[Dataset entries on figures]
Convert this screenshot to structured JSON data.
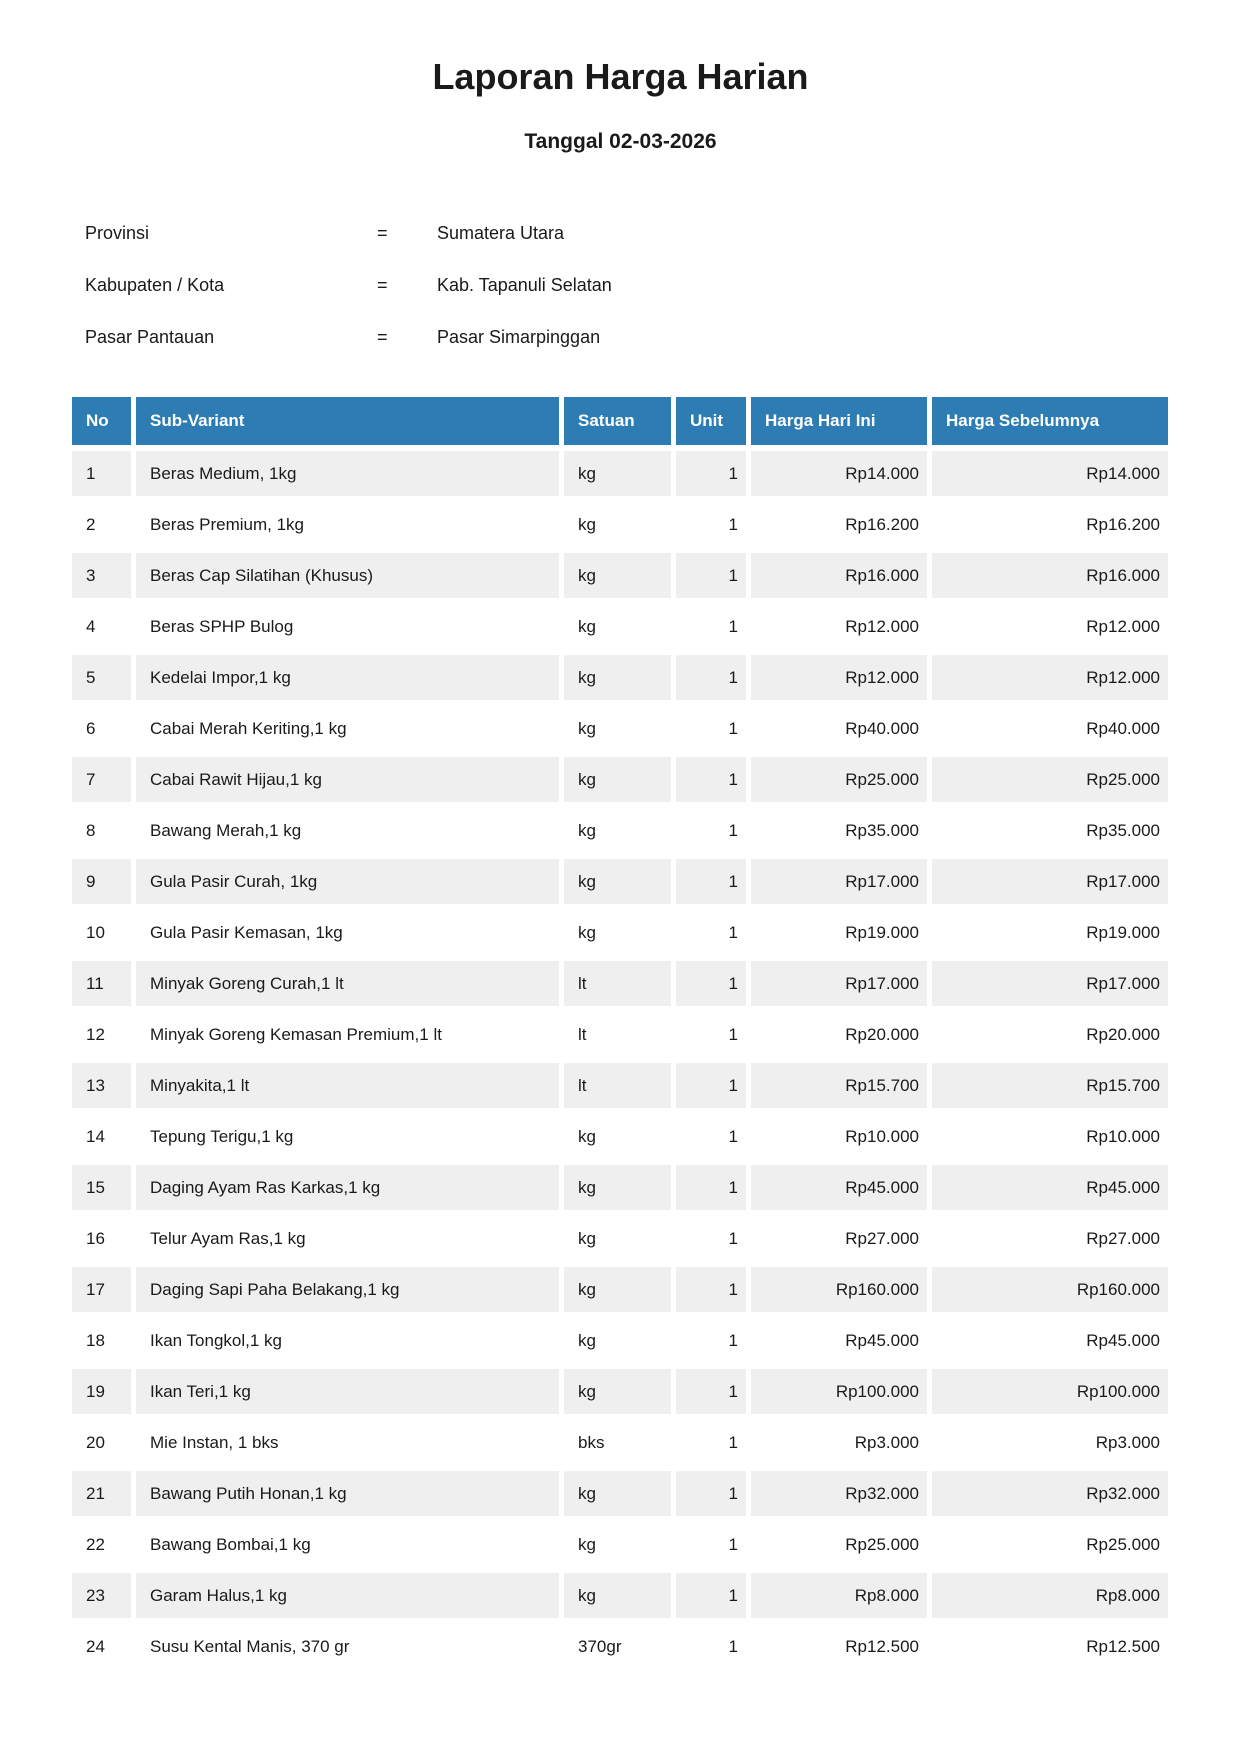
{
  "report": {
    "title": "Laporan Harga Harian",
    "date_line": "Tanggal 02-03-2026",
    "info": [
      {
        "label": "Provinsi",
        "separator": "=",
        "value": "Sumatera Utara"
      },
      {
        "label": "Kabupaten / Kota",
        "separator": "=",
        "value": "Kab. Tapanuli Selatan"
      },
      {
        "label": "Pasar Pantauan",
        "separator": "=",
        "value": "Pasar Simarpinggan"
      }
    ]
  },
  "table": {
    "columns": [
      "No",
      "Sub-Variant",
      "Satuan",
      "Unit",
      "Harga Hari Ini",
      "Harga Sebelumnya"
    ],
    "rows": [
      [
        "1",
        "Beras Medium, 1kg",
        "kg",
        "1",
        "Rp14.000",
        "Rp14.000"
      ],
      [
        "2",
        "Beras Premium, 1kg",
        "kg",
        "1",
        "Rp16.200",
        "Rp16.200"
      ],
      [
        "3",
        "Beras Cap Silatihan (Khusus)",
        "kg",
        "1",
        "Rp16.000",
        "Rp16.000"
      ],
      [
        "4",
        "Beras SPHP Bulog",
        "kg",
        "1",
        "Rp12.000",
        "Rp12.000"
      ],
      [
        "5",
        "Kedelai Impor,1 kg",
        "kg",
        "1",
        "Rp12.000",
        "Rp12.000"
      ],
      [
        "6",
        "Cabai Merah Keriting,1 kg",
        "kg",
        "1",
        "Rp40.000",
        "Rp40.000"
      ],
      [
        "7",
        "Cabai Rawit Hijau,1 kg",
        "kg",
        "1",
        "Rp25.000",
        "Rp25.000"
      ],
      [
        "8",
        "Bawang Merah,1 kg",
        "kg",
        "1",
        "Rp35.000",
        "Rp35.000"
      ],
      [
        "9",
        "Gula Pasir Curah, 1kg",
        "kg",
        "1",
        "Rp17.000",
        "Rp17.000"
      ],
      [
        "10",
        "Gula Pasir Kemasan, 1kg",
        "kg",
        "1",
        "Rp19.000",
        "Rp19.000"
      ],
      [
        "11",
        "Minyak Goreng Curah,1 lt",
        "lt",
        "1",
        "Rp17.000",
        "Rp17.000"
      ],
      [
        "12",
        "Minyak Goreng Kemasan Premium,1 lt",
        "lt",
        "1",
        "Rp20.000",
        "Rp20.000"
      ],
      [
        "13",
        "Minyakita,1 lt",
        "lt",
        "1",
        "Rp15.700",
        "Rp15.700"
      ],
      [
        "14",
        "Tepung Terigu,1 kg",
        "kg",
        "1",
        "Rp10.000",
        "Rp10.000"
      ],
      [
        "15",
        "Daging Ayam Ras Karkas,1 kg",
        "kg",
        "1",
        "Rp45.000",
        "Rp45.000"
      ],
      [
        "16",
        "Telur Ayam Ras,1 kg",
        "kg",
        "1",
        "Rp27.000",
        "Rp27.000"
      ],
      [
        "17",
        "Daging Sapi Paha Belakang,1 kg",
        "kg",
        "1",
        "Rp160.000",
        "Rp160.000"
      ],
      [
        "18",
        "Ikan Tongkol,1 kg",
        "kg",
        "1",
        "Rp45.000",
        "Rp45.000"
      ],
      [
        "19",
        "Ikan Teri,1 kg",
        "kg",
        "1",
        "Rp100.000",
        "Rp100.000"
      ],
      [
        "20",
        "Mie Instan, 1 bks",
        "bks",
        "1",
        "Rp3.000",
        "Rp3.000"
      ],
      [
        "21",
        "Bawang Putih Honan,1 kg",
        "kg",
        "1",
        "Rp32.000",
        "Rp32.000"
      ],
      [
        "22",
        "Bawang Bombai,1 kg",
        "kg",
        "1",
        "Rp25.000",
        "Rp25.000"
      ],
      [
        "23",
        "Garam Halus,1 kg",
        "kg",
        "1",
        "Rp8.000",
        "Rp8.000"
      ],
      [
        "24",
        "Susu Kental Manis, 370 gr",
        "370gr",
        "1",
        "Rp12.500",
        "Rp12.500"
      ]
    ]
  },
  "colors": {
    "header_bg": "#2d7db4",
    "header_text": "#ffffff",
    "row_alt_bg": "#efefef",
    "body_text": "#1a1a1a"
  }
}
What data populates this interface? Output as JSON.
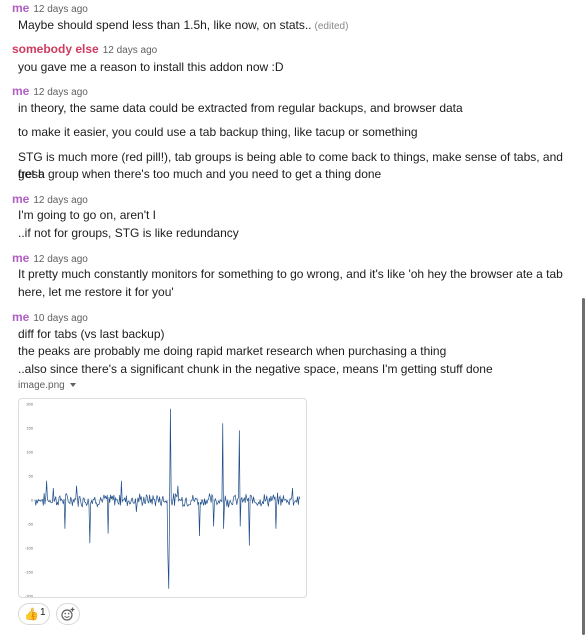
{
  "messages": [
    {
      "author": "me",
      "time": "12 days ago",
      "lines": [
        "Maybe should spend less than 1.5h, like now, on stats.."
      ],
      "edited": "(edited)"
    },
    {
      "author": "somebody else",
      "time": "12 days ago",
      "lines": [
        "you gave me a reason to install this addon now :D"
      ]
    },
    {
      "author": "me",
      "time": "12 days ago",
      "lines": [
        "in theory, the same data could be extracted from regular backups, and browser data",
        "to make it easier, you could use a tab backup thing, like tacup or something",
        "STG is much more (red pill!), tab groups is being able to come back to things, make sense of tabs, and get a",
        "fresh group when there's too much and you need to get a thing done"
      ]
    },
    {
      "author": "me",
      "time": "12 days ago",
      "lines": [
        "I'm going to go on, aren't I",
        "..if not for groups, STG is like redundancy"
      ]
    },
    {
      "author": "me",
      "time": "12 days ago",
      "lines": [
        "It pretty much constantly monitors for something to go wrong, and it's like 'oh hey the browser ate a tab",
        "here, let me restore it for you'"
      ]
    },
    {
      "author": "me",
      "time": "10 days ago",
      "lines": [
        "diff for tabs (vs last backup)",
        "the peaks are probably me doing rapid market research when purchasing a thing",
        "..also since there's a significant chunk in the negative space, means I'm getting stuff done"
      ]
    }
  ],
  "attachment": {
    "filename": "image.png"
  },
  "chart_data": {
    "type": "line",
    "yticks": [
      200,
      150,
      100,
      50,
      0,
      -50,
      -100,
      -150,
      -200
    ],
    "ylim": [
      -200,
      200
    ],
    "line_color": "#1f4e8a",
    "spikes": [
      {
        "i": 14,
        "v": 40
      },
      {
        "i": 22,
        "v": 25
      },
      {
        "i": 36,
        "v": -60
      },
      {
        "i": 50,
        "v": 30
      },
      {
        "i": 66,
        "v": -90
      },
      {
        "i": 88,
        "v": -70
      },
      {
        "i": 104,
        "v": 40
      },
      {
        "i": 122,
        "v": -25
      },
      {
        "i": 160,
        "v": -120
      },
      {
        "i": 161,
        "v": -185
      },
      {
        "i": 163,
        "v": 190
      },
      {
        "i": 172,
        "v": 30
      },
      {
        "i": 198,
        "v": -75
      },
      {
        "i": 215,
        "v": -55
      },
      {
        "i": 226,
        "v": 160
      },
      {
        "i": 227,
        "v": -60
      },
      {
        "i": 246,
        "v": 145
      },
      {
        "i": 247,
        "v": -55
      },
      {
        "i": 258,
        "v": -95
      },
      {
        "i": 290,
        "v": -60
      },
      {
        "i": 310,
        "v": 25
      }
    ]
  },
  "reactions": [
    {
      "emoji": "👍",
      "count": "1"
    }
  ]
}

● TASK INSTRUCTIONS: From the entries above, extract every line where the word "this" appears.

● FINAL RESULT:
Convert this screenshot to structured JSON data.
What data populates this interface? Output as JSON.
        "you gave me a reason to install this addon now :D"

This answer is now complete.